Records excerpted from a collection
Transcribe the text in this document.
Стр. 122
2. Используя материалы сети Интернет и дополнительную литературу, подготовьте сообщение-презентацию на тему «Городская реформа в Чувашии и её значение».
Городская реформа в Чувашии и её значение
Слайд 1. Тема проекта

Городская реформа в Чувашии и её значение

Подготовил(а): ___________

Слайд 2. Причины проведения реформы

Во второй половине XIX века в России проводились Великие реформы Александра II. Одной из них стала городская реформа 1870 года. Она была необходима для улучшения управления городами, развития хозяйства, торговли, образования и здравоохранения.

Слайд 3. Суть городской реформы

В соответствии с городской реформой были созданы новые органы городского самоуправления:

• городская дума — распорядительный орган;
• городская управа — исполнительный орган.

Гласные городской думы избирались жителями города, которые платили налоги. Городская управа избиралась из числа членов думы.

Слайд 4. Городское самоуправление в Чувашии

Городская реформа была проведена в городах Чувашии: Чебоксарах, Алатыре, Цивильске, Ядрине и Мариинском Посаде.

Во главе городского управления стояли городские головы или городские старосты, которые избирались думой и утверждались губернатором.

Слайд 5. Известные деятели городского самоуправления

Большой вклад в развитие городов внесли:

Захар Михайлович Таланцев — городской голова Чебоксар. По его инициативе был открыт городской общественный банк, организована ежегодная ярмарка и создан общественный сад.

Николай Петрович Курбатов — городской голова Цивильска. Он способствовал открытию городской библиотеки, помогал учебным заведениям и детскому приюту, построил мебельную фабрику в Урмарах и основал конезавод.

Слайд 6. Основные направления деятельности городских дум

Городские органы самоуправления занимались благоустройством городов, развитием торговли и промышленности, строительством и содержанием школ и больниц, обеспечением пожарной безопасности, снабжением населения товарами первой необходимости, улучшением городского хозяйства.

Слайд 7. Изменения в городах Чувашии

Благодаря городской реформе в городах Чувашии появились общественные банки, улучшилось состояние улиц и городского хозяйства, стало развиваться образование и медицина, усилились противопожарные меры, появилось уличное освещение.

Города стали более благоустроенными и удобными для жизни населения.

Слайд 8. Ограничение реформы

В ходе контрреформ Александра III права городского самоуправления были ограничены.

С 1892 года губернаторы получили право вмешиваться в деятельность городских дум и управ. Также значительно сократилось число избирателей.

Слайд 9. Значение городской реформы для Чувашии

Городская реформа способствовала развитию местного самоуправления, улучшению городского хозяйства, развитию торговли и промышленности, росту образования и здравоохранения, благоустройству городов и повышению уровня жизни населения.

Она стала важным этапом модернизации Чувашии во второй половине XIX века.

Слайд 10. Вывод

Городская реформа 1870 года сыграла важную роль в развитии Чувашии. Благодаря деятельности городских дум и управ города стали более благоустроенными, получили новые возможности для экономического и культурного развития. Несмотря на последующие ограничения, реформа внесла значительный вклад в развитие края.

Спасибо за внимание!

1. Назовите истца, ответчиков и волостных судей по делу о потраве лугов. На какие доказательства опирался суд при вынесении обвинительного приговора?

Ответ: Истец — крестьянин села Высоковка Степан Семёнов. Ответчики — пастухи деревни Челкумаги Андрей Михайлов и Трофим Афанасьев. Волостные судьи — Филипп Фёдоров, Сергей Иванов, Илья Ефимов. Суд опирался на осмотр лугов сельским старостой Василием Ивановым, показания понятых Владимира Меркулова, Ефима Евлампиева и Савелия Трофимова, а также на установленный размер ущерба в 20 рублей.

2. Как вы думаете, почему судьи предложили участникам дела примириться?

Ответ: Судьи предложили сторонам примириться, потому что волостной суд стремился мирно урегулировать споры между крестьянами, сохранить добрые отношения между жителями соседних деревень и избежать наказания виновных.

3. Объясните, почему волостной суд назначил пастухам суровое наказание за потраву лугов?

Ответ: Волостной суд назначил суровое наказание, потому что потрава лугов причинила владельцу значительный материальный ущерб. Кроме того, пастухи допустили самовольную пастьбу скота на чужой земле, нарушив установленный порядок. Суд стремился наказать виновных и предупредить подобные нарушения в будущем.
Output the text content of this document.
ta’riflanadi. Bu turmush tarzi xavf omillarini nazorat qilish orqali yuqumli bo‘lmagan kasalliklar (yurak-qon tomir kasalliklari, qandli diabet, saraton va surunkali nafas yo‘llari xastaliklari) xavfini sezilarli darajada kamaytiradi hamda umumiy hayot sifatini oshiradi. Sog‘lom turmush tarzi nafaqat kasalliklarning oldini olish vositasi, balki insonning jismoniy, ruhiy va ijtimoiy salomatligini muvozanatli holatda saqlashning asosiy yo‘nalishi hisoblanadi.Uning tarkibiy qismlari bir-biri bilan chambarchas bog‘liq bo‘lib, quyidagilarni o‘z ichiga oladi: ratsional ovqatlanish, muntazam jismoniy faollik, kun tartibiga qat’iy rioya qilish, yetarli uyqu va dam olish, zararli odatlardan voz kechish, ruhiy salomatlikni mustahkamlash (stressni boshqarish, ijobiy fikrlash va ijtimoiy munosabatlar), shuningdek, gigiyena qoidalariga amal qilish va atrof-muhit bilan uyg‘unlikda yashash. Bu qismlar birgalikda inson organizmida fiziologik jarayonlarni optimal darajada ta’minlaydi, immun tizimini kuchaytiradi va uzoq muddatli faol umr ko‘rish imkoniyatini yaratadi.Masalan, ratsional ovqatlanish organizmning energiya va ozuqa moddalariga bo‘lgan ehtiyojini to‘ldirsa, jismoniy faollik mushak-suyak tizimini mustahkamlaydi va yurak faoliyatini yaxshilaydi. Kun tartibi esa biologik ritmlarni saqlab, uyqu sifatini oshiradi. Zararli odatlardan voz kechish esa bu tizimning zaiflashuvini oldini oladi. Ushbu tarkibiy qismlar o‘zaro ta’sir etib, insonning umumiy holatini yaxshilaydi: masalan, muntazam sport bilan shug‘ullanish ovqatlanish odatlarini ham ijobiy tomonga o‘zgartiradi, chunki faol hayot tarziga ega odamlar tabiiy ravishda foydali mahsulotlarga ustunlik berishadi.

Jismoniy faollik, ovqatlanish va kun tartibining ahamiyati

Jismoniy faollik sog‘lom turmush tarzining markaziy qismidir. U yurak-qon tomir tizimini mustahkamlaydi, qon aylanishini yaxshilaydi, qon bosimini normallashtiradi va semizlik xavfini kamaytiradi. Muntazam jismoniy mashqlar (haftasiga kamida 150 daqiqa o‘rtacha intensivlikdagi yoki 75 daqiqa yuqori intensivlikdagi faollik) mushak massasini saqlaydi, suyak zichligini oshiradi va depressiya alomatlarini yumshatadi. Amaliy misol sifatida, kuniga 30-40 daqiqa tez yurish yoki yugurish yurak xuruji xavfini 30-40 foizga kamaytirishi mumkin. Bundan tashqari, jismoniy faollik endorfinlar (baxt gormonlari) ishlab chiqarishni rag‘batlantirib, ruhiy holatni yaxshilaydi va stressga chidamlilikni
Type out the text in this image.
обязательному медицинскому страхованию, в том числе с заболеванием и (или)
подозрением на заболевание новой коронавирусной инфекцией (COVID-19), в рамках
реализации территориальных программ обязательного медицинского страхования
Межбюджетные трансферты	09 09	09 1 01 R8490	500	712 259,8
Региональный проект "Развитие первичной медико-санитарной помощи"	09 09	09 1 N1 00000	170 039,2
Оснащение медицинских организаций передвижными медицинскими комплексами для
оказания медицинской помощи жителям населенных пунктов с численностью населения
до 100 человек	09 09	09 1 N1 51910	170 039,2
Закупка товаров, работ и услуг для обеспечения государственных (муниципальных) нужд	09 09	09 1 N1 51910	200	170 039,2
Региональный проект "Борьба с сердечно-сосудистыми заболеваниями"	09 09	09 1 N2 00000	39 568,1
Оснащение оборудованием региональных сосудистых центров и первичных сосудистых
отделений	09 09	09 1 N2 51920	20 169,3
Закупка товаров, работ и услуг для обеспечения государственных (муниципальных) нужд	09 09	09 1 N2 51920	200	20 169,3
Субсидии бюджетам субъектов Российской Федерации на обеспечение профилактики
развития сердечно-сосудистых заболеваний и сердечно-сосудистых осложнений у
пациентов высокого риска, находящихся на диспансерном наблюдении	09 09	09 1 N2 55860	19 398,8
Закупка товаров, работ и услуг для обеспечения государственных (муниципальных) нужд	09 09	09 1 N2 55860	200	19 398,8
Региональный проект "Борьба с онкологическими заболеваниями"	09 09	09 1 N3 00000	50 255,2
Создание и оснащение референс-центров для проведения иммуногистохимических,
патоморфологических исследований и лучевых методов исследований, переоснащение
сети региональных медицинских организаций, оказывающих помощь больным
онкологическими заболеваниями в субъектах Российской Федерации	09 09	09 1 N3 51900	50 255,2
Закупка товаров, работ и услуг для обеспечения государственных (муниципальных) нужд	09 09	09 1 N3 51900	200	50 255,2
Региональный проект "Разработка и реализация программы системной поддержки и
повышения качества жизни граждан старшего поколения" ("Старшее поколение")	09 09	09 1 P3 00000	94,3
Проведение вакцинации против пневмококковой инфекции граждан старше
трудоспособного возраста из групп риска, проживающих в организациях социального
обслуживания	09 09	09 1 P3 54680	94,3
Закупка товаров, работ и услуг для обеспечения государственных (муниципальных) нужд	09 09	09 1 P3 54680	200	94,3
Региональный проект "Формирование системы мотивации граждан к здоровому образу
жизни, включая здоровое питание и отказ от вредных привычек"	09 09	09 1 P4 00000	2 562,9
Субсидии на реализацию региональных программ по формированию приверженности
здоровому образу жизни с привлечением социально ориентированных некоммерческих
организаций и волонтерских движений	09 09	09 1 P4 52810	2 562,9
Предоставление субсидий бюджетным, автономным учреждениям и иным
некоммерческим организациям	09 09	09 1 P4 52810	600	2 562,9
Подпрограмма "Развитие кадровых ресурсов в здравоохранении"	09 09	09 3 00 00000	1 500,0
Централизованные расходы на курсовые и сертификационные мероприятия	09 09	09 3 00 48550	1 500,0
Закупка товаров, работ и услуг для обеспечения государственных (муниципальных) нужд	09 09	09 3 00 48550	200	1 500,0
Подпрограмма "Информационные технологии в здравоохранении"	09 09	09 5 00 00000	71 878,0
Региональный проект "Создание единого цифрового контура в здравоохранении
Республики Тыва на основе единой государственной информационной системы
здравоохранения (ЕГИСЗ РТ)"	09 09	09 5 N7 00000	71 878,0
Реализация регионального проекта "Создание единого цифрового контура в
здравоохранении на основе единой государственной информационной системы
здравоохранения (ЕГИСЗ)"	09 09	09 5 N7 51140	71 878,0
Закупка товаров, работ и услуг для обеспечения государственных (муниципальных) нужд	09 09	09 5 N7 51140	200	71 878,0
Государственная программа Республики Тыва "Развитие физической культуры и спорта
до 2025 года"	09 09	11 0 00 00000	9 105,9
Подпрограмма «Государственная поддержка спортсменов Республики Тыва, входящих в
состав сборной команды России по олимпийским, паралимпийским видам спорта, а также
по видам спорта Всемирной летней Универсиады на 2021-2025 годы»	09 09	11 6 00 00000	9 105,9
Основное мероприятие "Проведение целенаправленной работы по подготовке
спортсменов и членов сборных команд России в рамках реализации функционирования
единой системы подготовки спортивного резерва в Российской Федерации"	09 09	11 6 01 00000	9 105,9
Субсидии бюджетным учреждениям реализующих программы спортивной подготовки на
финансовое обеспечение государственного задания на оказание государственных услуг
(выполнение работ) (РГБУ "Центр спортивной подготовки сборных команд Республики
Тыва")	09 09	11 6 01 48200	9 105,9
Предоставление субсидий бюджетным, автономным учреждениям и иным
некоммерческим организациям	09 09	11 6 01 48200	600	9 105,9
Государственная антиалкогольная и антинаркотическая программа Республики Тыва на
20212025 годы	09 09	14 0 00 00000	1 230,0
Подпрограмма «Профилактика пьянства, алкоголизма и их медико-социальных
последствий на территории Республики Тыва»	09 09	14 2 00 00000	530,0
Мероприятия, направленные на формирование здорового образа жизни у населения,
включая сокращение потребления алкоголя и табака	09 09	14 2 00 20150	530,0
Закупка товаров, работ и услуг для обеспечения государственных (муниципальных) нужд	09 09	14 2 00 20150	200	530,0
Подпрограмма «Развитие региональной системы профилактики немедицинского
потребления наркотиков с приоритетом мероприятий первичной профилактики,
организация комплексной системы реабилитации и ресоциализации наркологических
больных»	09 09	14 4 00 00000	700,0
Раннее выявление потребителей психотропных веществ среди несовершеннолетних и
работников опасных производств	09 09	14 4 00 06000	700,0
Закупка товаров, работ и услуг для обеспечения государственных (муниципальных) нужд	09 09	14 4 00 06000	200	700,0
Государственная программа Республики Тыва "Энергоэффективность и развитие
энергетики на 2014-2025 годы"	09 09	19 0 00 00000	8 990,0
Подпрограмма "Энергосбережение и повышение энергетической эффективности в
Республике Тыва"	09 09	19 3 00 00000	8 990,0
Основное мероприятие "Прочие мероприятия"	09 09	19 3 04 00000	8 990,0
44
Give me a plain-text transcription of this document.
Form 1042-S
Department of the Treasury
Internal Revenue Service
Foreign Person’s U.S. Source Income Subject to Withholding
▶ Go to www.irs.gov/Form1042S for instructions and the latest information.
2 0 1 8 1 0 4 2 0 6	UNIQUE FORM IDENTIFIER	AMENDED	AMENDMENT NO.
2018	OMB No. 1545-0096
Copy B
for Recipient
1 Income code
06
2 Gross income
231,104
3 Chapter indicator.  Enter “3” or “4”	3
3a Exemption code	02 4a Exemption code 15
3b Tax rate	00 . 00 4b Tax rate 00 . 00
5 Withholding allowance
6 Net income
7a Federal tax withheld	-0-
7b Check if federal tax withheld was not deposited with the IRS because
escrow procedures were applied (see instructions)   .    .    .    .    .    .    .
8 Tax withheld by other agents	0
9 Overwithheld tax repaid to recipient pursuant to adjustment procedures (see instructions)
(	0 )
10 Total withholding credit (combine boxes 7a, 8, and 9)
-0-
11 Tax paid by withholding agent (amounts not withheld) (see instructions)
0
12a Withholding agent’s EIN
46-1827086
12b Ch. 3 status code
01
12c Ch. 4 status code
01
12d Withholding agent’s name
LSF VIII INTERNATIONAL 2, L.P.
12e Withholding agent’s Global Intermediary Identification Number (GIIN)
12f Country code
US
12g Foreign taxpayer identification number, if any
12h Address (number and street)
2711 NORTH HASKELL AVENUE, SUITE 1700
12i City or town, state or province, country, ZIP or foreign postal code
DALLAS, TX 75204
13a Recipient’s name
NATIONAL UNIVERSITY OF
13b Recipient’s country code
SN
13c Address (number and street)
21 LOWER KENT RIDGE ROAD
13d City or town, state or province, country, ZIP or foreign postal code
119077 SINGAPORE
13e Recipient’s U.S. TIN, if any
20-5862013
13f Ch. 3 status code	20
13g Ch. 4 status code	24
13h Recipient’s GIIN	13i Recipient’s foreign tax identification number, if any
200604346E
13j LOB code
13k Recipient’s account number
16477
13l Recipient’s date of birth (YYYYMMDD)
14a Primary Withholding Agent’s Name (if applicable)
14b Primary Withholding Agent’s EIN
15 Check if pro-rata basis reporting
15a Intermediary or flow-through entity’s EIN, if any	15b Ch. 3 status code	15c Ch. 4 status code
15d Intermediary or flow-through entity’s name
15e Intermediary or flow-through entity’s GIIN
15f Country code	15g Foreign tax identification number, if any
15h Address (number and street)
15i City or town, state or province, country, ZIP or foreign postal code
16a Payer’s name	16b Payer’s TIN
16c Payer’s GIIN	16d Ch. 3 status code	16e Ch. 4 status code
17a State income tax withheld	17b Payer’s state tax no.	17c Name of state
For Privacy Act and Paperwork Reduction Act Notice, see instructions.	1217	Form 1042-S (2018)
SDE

[Task instructions] Look above for every line with the word "региональных" and copy it.

[The reply]
Оснащение оборудованием региональных сосудистых центров и первичных сосудистых
сети региональных медицинских организаций, оказывающих помощь больным
Субсидии на реализацию региональных программ по формированию приверженности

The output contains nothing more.